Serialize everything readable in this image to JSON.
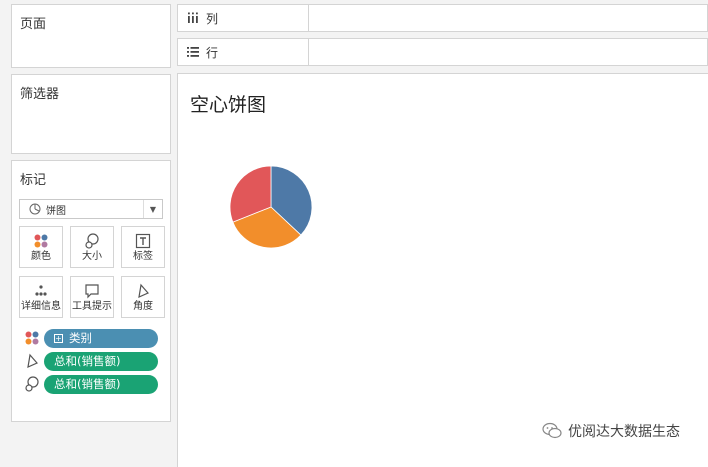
{
  "panels": {
    "pages_title": "页面",
    "filters_title": "筛选器",
    "marks_title": "标记"
  },
  "marks": {
    "type_selected": "饼图",
    "buttons": {
      "color": "颜色",
      "size": "大小",
      "label": "标签",
      "detail": "详细信息",
      "tooltip": "工具提示",
      "angle": "角度"
    },
    "pills": [
      {
        "text": "类别",
        "color": "#4b8fb2"
      },
      {
        "text": "总和(销售额)",
        "color": "#1aa374"
      },
      {
        "text": "总和(销售额)",
        "color": "#1aa374"
      }
    ]
  },
  "shelves": {
    "columns_label": "列",
    "rows_label": "行"
  },
  "view": {
    "title": "空心饼图"
  },
  "chart_data": {
    "type": "pie",
    "slices": [
      {
        "value": 37,
        "color": "#4e79a7"
      },
      {
        "value": 32,
        "color": "#f28e2b"
      },
      {
        "value": 31,
        "color": "#e15759"
      }
    ]
  },
  "watermark": {
    "text": "优阅达大数据生态"
  }
}
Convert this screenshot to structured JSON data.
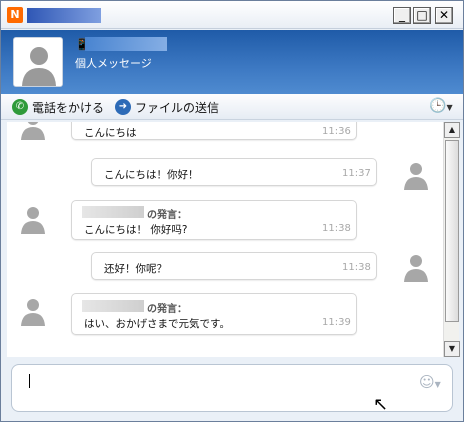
{
  "titlebar": {
    "app_icon": "N",
    "minimize": "_",
    "maximize": "□",
    "close": "✕"
  },
  "contact": {
    "phone_icon": "📱",
    "subtitle": "個人メッセージ"
  },
  "toolbar": {
    "call_label": "電話をかける",
    "file_label": "ファイルの送信",
    "history_icon": "🕒"
  },
  "messages": [
    {
      "side": "left",
      "text": "こんにちは",
      "time": "11:36"
    },
    {
      "side": "right",
      "text": "こんにちは！你好！",
      "time": "11:37"
    },
    {
      "side": "left",
      "sender_suffix": "の発言：",
      "text": "こんにちは！ 你好吗?",
      "time": "11:38"
    },
    {
      "side": "right",
      "text": "还好！你呢？",
      "time": "11:38"
    },
    {
      "side": "left",
      "sender_suffix": "の発言：",
      "text": "はい、おかげさまで元気です。",
      "time": "11:39"
    }
  ],
  "input": {
    "value": "",
    "placeholder": ""
  },
  "icons": {
    "emoticon": "☺",
    "cursor": "↖"
  }
}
+ + + +
▸ **WHAT YOU NEED TO DO**
Print the complete listing exactly as it stands, without its pictures.

▸ **ANSWER TO THIS PROBLEM**
Serialize everything readable in this image to JSON.
{
  "panels": {
    "pages_title": "页面",
    "filters_title": "筛选器",
    "marks_title": "标记"
  },
  "marks": {
    "type_selected": "饼图",
    "buttons": {
      "color": "颜色",
      "size": "大小",
      "label": "标签",
      "detail": "详细信息",
      "tooltip": "工具提示",
      "angle": "角度"
    },
    "pills": [
      {
        "text": "类别",
        "color": "#4b8fb2"
      },
      {
        "text": "总和(销售额)",
        "color": "#1aa374"
      },
      {
        "text": "总和(销售额)",
        "color": "#1aa374"
      }
    ]
  },
  "shelves": {
    "columns_label": "列",
    "rows_label": "行"
  },
  "view": {
    "title": "空心饼图"
  },
  "chart_data": {
    "type": "pie",
    "slices": [
      {
        "value": 37,
        "color": "#4e79a7"
      },
      {
        "value": 32,
        "color": "#f28e2b"
      },
      {
        "value": 31,
        "color": "#e15759"
      }
    ]
  },
  "watermark": {
    "text": "优阅达大数据生态"
  }
}
Convert this screenshot to structured JSON data.
{
  "titlebar": {
    "app_icon": "N",
    "minimize": "_",
    "maximize": "□",
    "close": "✕"
  },
  "contact": {
    "phone_icon": "📱",
    "subtitle": "個人メッセージ"
  },
  "toolbar": {
    "call_label": "電話をかける",
    "file_label": "ファイルの送信",
    "history_icon": "🕒"
  },
  "messages": [
    {
      "side": "left",
      "text": "こんにちは",
      "time": "11:36"
    },
    {
      "side": "right",
      "text": "こんにちは！你好！",
      "time": "11:37"
    },
    {
      "side": "left",
      "sender_suffix": "の発言：",
      "text": "こんにちは！ 你好吗?",
      "time": "11:38"
    },
    {
      "side": "right",
      "text": "还好！你呢？",
      "time": "11:38"
    },
    {
      "side": "left",
      "sender_suffix": "の発言：",
      "text": "はい、おかげさまで元気です。",
      "time": "11:39"
    }
  ],
  "input": {
    "value": "",
    "placeholder": ""
  },
  "icons": {
    "emoticon": "☺",
    "cursor": "↖"
  }
}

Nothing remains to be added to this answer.